Exactly as they appear, output all of the entries.

▸ Records for this task:
____
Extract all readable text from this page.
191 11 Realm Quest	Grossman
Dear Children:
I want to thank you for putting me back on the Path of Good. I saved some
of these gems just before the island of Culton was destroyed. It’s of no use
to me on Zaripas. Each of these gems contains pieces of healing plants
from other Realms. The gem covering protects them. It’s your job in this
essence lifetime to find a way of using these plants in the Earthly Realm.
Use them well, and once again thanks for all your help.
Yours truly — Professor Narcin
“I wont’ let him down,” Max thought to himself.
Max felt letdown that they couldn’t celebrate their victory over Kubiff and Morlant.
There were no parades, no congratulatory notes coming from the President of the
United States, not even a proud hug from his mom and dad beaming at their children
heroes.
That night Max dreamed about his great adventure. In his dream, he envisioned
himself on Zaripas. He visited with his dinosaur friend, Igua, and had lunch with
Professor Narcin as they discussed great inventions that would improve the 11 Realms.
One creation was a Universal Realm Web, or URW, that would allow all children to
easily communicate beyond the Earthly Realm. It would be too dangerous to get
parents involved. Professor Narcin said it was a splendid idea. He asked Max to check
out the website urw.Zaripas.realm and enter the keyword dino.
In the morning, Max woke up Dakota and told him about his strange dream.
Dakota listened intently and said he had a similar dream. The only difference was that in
____
▸ Written response:
Extract all readable text from this page.
191 11 Realm Quest	Grossman
Dear Children:
I want to thank you for putting me back on the Path of Good. I saved some
of these gems just before the island of Culton was destroyed. It’s of no use
to me on Zaripas. Each of these gems contains pieces of healing plants
from other Realms. The gem covering protects them. It’s your job in this
essence lifetime to find a way of using these plants in the Earthly Realm.
Use them well, and once again thanks for all your help.
Yours truly — Professor Narcin
“I wont’ let him down,” Max thought to himself.
Max felt letdown that they couldn’t celebrate their victory over Kubiff and Morlant.
There were no parades, no congratulatory notes coming from the President of the
United States, not even a proud hug from his mom and dad beaming at their children
heroes.
That night Max dreamed about his great adventure. In his dream, he envisioned
himself on Zaripas. He visited with his dinosaur friend, Igua, and had lunch with
Professor Narcin as they discussed great inventions that would improve the 11 Realms.
One creation was a Universal Realm Web, or URW, that would allow all children to
easily communicate beyond the Earthly Realm. It would be too dangerous to get
parents involved. Professor Narcin said it was a splendid idea. He asked Max to check
out the website urw.Zaripas.realm and enter the keyword dino.
In the morning, Max woke up Dakota and told him about his strange dream.
Dakota listened intently and said he had a similar dream. The only difference was that in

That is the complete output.